_WHAT IS NEEDED_
Only lines with the string "name" matter here; gather them from the material below.

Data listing
┌────────
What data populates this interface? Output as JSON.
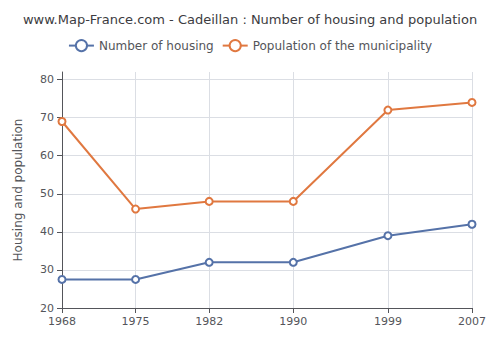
{
  "chart_data": {
    "type": "line",
    "title": "www.Map-France.com - Cadeillan : Number of housing and population",
    "ylabel": "Housing and population",
    "x": [
      1968,
      1975,
      1982,
      1990,
      1999,
      2007
    ],
    "series": [
      {
        "name": "Number of housing",
        "color": "#5572a8",
        "marker": "circle",
        "values": [
          27.5,
          27.5,
          32,
          32,
          39,
          42
        ]
      },
      {
        "name": "Population of the municipality",
        "color": "#e07840",
        "marker": "circle",
        "values": [
          69,
          46,
          48,
          48,
          72,
          74
        ]
      }
    ],
    "xlim": [
      1968,
      2007
    ],
    "xticks": [
      1968,
      1975,
      1982,
      1990,
      1999,
      2007
    ],
    "ylim": [
      20,
      82
    ],
    "yticks": [
      20,
      30,
      40,
      50,
      60,
      70,
      80
    ],
    "grid": true,
    "legend": "top"
  }
}
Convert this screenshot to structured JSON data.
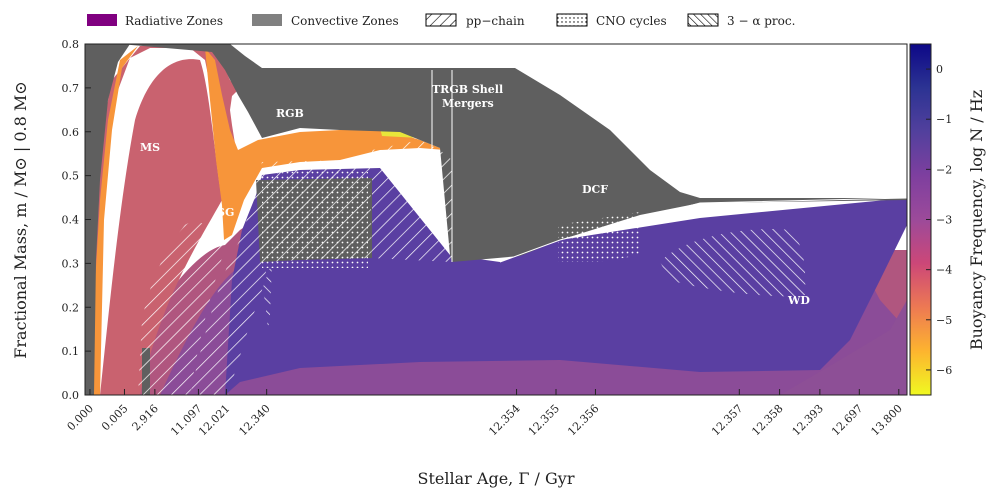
{
  "chart_data": {
    "type": "area",
    "title": "",
    "xlabel": "Stellar Age, Γ / Gyr",
    "ylabel": "Fractional Mass, m / M⊙ | 0.8 M⊙",
    "ylim": [
      0.0,
      0.8
    ],
    "y_ticks": [
      0.0,
      0.1,
      0.2,
      0.3,
      0.4,
      0.5,
      0.6,
      0.7,
      0.8
    ],
    "x_ticks": [
      "0.000",
      "0.005",
      "2.916",
      "11.097",
      "12.021",
      "12.340",
      "12.354",
      "12.355",
      "12.356",
      "12.357",
      "12.358",
      "12.393",
      "12.697",
      "13.800"
    ],
    "x_axis_note": "non-linear (model-number spaced) stellar age axis",
    "legend": [
      {
        "label": "Radiative Zones",
        "style": "solid",
        "color": "#800080"
      },
      {
        "label": "Convective Zones",
        "style": "solid",
        "color": "#808080"
      },
      {
        "label": "pp−chain",
        "style": "back-hatch"
      },
      {
        "label": "CNO cycles",
        "style": "dots"
      },
      {
        "label": "3 − α proc.",
        "style": "hatch"
      }
    ],
    "legend_position": "top",
    "colorbar": {
      "label": "Buoyancy Frequency, log N / Hz",
      "ticks": [
        "0",
        "−1",
        "−2",
        "−3",
        "−4",
        "−5",
        "−6"
      ],
      "range": [
        -6.5,
        0.5
      ],
      "colors": [
        "#f0f921",
        "#fdb42f",
        "#ed7953",
        "#cc4778",
        "#9c4a9a",
        "#7e3f9f",
        "#52409d",
        "#2c3393",
        "#0d0887"
      ]
    },
    "annotations": [
      "MS",
      "SG",
      "RGB",
      "TRGB Shell",
      "Mergers",
      "DCF",
      "WD"
    ],
    "phases": [
      {
        "name": "MS",
        "age_start": 0.005,
        "age_end": 11.097
      },
      {
        "name": "SG",
        "age_start": 11.097,
        "age_end": 12.021
      },
      {
        "name": "RGB",
        "age_start": 12.021,
        "age_end": 12.34
      },
      {
        "name": "TRGB Shell Mergers",
        "age_start": 12.34,
        "age_end": 12.354
      },
      {
        "name": "DCF",
        "age_start": 12.354,
        "age_end": 12.357
      },
      {
        "name": "WD",
        "age_start": 12.357,
        "age_end": 13.8
      }
    ],
    "colors": {
      "convective": "#5f5f5f",
      "ms_band": "#c8616e",
      "orange": "#f7953a",
      "yellow": "#e8e63a",
      "blue_core": "#5a3fa2",
      "violet": "#8a4c9a",
      "pink": "#b85a8a"
    }
  }
}
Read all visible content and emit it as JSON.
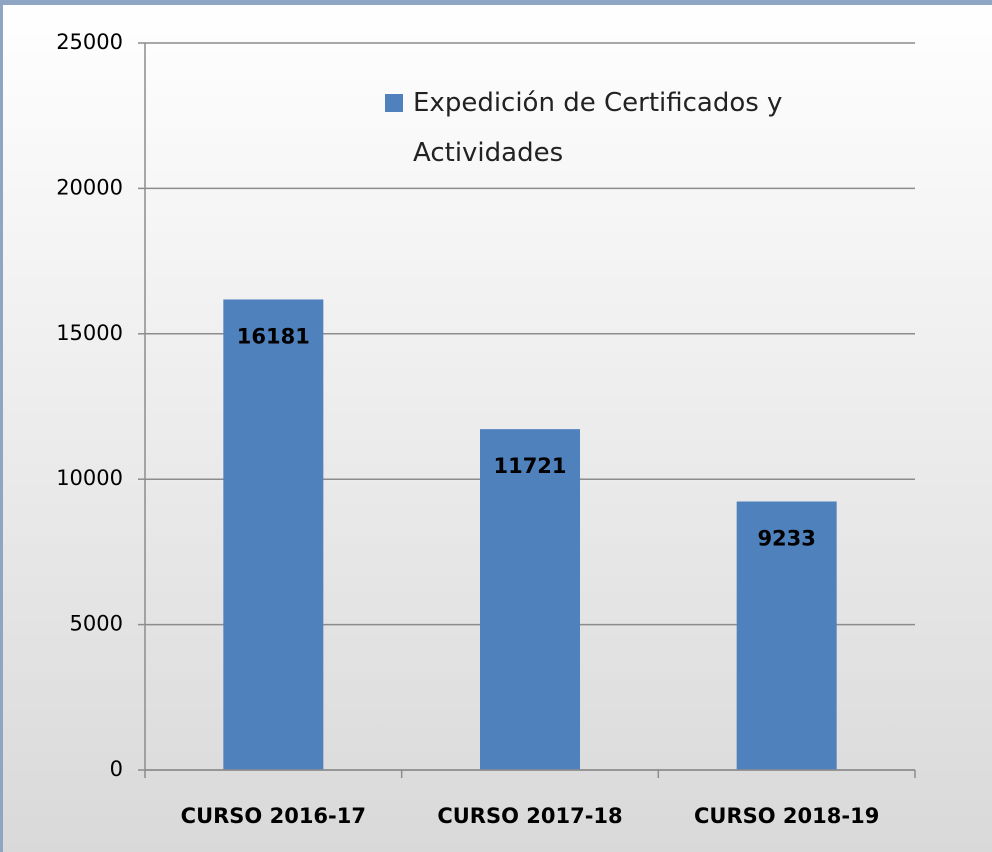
{
  "chart_data": {
    "type": "bar",
    "categories": [
      "CURSO 2016-17",
      "CURSO 2017-18",
      "CURSO 2018-19"
    ],
    "series": [
      {
        "name": "Expedición de Certificados y Actividades",
        "color": "#4f81bd",
        "values": [
          16181,
          11721,
          9233
        ]
      }
    ],
    "ylim": [
      0,
      25000
    ],
    "yticks": [
      0,
      5000,
      10000,
      15000,
      20000,
      25000
    ],
    "grid": true,
    "legend": "top-right",
    "data_labels": true
  }
}
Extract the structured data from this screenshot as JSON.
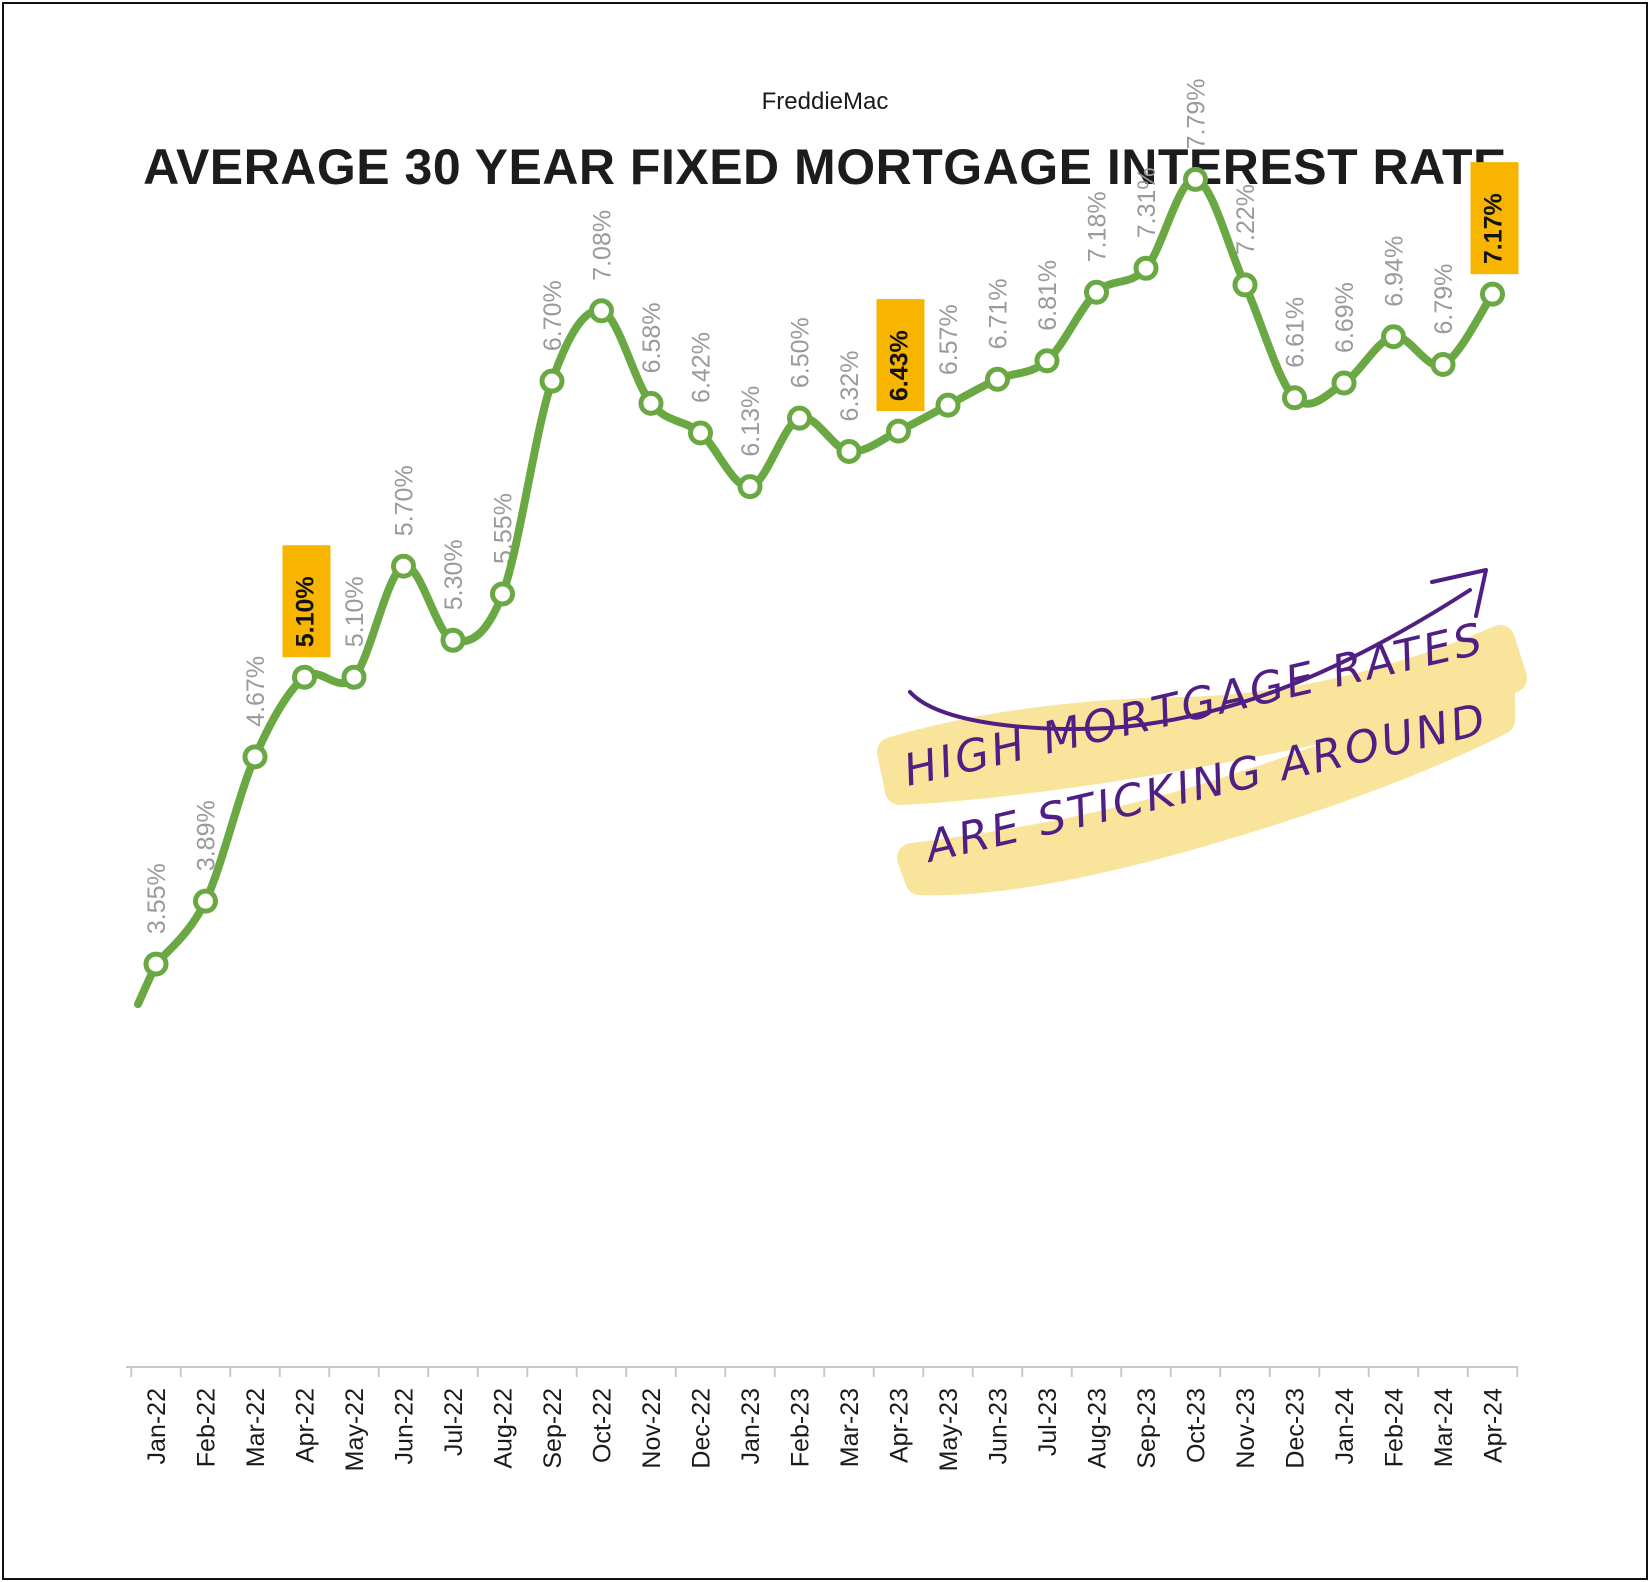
{
  "chart_data": {
    "type": "line",
    "source": "FreddieMac",
    "title": "AVERAGE 30 YEAR FIXED MORTGAGE INTEREST RATE",
    "categories": [
      "Jan-22",
      "Feb-22",
      "Mar-22",
      "Apr-22",
      "May-22",
      "Jun-22",
      "Jul-22",
      "Aug-22",
      "Sep-22",
      "Oct-22",
      "Nov-22",
      "Dec-22",
      "Jan-23",
      "Feb-23",
      "Mar-23",
      "Apr-23",
      "May-23",
      "Jun-23",
      "Jul-23",
      "Aug-23",
      "Sep-23",
      "Oct-23",
      "Nov-23",
      "Dec-23",
      "Jan-24",
      "Feb-24",
      "Mar-24",
      "Apr-24"
    ],
    "series": [
      {
        "values": [
          3.55,
          3.89,
          4.67,
          5.1,
          5.1,
          5.7,
          5.3,
          5.55,
          6.7,
          7.08,
          6.58,
          6.42,
          6.13,
          6.5,
          6.32,
          6.43,
          6.57,
          6.71,
          6.81,
          7.18,
          7.31,
          7.79,
          7.22,
          6.61,
          6.69,
          6.94,
          6.79,
          7.17
        ],
        "labels": [
          "3.55%",
          "3.89%",
          "4.67%",
          "5.10%",
          "5.10%",
          "5.70%",
          "5.30%",
          "5.55%",
          "6.70%",
          "7.08%",
          "6.58%",
          "6.42%",
          "6.13%",
          "6.50%",
          "6.32%",
          "6.43%",
          "6.57%",
          "6.71%",
          "6.81%",
          "7.18%",
          "7.31%",
          "7.79%",
          "7.22%",
          "6.61%",
          "6.69%",
          "6.94%",
          "6.79%",
          "7.17%"
        ]
      }
    ],
    "highlighted": [
      "Apr-22",
      "Apr-23",
      "Apr-24"
    ],
    "ylim": [
      1.4,
      8.5
    ],
    "grid": false,
    "legend": "none",
    "colors": {
      "line": "#6aa843",
      "highlight": "#f7b500",
      "annotation": "#4f1f84",
      "annotation_bg": "#f8e49a"
    }
  },
  "annotation": {
    "line1": "HIGH MORTGAGE RATES",
    "line2": "ARE STICKING AROUND"
  }
}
└────────
_CORRECT ANSWER_
        "name": "Number of housing",
        "name": "Population of the municipality",
        "name": "MS",
        "name": "SG",
        "name": "RGB",
        "name": "TRGB Shell Mergers",
        "name": "DCF",
        "name": "WD",
        "name": "Expedición de Certificados y Actividades",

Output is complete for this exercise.